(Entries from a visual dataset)
══════════

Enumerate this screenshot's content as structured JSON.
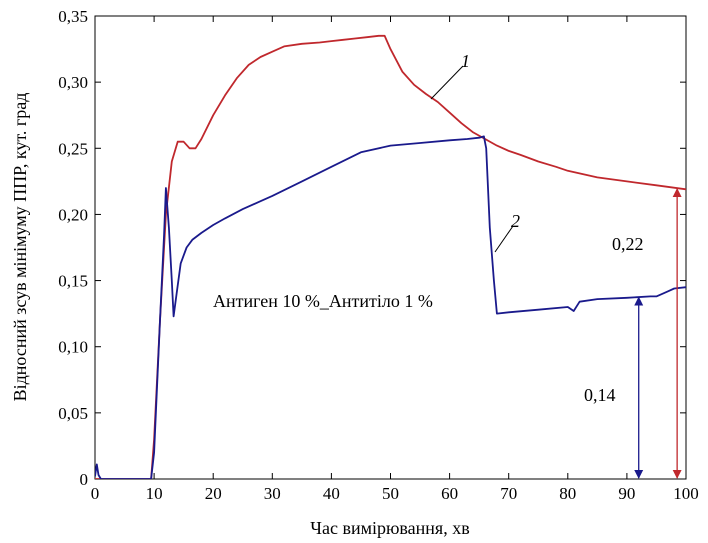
{
  "chart_data": {
    "type": "line",
    "xlabel": "Час вимірювання, хв",
    "ylabel": "Відносний зсув мінімуму ППР, кут. град",
    "xlim": [
      0,
      100
    ],
    "ylim": [
      0,
      0.35
    ],
    "grid": false,
    "x_ticks": [
      "0",
      "10",
      "20",
      "30",
      "40",
      "50",
      "60",
      "70",
      "80",
      "90",
      "100"
    ],
    "y_ticks": [
      "0",
      "0,05",
      "0,10",
      "0,15",
      "0,20",
      "0,25",
      "0,30",
      "0,35"
    ],
    "annotation_text": "Антиген 10 %_Антитіло 1 %",
    "series": [
      {
        "label": "1",
        "color": "#c0282d",
        "x": [
          0,
          9.5,
          10,
          11,
          12,
          13,
          14,
          15,
          16,
          17,
          18,
          20,
          22,
          24,
          26,
          28,
          30,
          32,
          35,
          38,
          40,
          42,
          44,
          46,
          48,
          49,
          50,
          52,
          54,
          56,
          58,
          60,
          62,
          64,
          66,
          68,
          70,
          72,
          75,
          78,
          80,
          85,
          90,
          95,
          100
        ],
        "y": [
          0,
          0,
          0.03,
          0.12,
          0.2,
          0.24,
          0.255,
          0.255,
          0.25,
          0.25,
          0.257,
          0.275,
          0.29,
          0.303,
          0.313,
          0.319,
          0.323,
          0.327,
          0.329,
          0.33,
          0.331,
          0.332,
          0.333,
          0.334,
          0.335,
          0.335,
          0.325,
          0.308,
          0.298,
          0.291,
          0.285,
          0.277,
          0.269,
          0.262,
          0.257,
          0.252,
          0.248,
          0.245,
          0.24,
          0.236,
          0.233,
          0.228,
          0.225,
          0.222,
          0.219
        ]
      },
      {
        "label": "2",
        "color": "#1a1a8c",
        "x": [
          0,
          0.3,
          0.6,
          1,
          3,
          6,
          9,
          9.5,
          10,
          11,
          11.7,
          12,
          12.5,
          13,
          13.3,
          13.8,
          14.5,
          15.5,
          16.5,
          18,
          20,
          22,
          25,
          28,
          30,
          35,
          40,
          45,
          50,
          55,
          60,
          63,
          65,
          65.8,
          66.2,
          66.8,
          67.5,
          68,
          70,
          75,
          80,
          81,
          82,
          85,
          90,
          94,
          95,
          96,
          97,
          98,
          100
        ],
        "y": [
          0.002,
          0.011,
          0.003,
          0,
          0,
          0,
          0,
          0,
          0.02,
          0.12,
          0.185,
          0.22,
          0.19,
          0.15,
          0.123,
          0.14,
          0.163,
          0.175,
          0.181,
          0.186,
          0.192,
          0.197,
          0.204,
          0.21,
          0.214,
          0.225,
          0.236,
          0.247,
          0.252,
          0.254,
          0.256,
          0.257,
          0.258,
          0.259,
          0.25,
          0.19,
          0.15,
          0.125,
          0.126,
          0.128,
          0.13,
          0.127,
          0.134,
          0.136,
          0.137,
          0.138,
          0.138,
          0.14,
          0.142,
          0.144,
          0.145
        ]
      }
    ],
    "markers": [
      {
        "label": "0,14",
        "color": "#1a1a8c",
        "x": 92,
        "y_from": 0,
        "y_to": 0.138
      },
      {
        "label": "0,22",
        "color": "#c0282d",
        "x": 98.5,
        "y_from": 0,
        "y_to": 0.22
      }
    ]
  }
}
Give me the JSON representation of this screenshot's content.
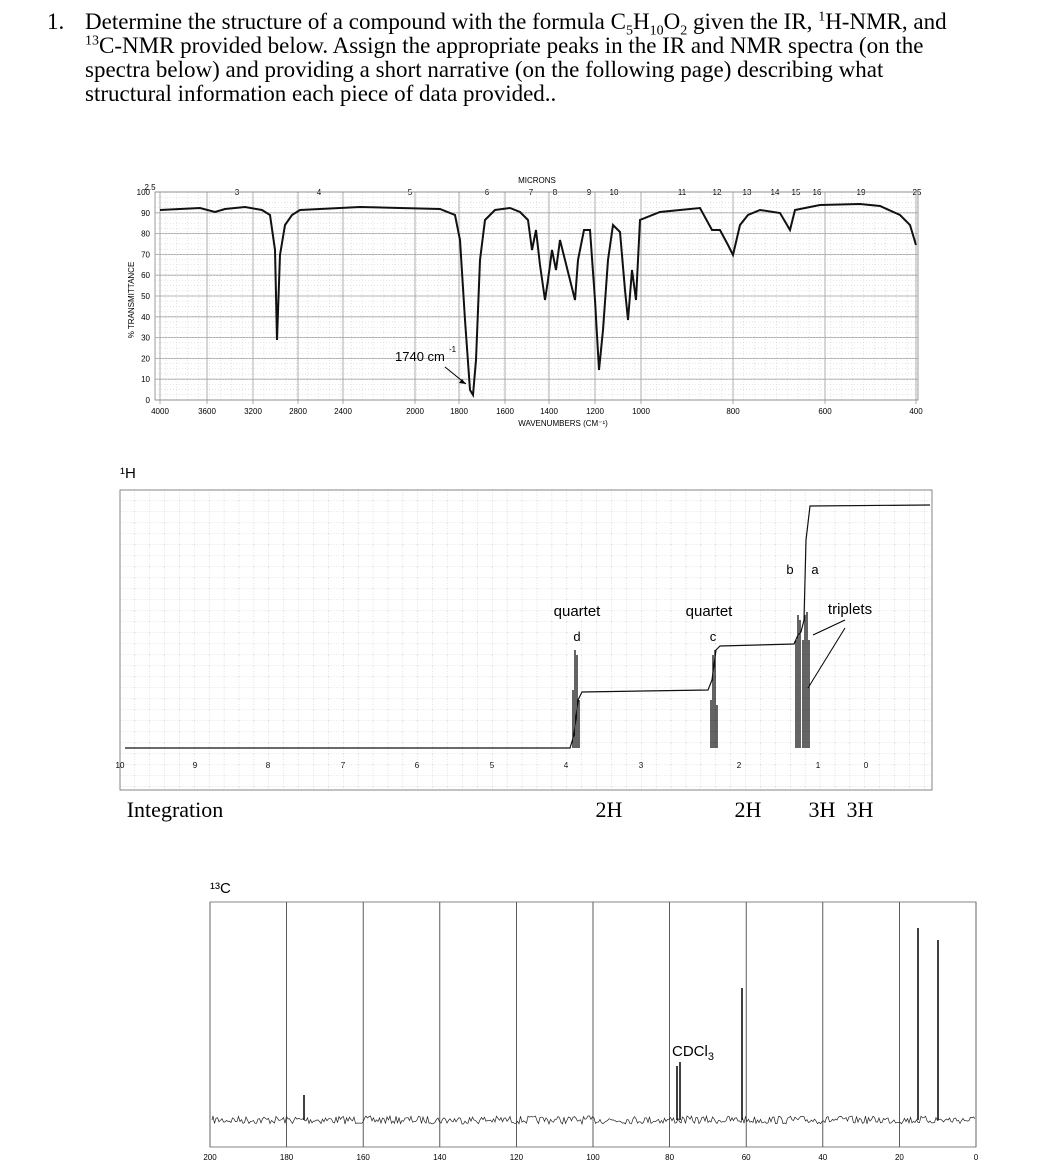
{
  "question": {
    "number": "1.",
    "lines": [
      [
        "Determine the structure of a compound with the formula C",
        "5",
        "H",
        "10",
        "O",
        "2",
        " given the IR, ",
        "1",
        "H-NMR, and"
      ],
      [
        "13",
        "C-NMR provided below.  Assign the appropriate peaks in the IR and NMR spectra (on the"
      ],
      "spectra below) and providing a short narrative (on the following page) describing what",
      "structural information each piece of data provided.."
    ]
  },
  "ir": {
    "title": "MICRONS",
    "micron_ticks": [
      2.5,
      3,
      4,
      5,
      6,
      7,
      8,
      9,
      10,
      11,
      12,
      13,
      14,
      15,
      16,
      19,
      25
    ],
    "y_label": "% TRANSMITTANCE",
    "y_ticks": [
      100,
      90,
      80,
      70,
      60,
      50,
      40,
      30,
      20,
      10,
      0
    ],
    "x_ticks": [
      4000,
      3600,
      3200,
      2800,
      2400,
      2000,
      1800,
      1600,
      1400,
      1200,
      1000,
      800,
      600,
      400
    ],
    "x_label": "WAVENUMBERS (CM⁻¹)",
    "annotation": {
      "text": "1740 cm",
      "sup": "-1"
    }
  },
  "h_nmr": {
    "label": "¹H",
    "x_ticks": [
      10,
      9,
      8,
      7,
      6,
      5,
      4,
      3,
      2,
      1,
      0
    ],
    "peak_labels": [
      {
        "multiplicity": "quartet",
        "letter": "d"
      },
      {
        "multiplicity": "quartet",
        "letter": "c"
      }
    ],
    "letters": [
      "b",
      "a"
    ],
    "triplets": "triplets",
    "integration": {
      "label": "Integration",
      "values": [
        "2H",
        "2H",
        "3H",
        "3H"
      ]
    }
  },
  "c_nmr": {
    "label": "¹³C",
    "x_ticks": [
      200,
      180,
      160,
      140,
      120,
      100,
      80,
      60,
      40,
      20,
      0
    ],
    "xlim": [
      200,
      0
    ],
    "solvent": [
      "CDCl",
      "3"
    ]
  }
}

══════════

> Your objective
Which lines hold the string "screenshot"? Copy all of them from the data above.

> Exercise result
Enumerate this screenshot's content as structured JSON.
Give me the JSON representation of this screenshot's content.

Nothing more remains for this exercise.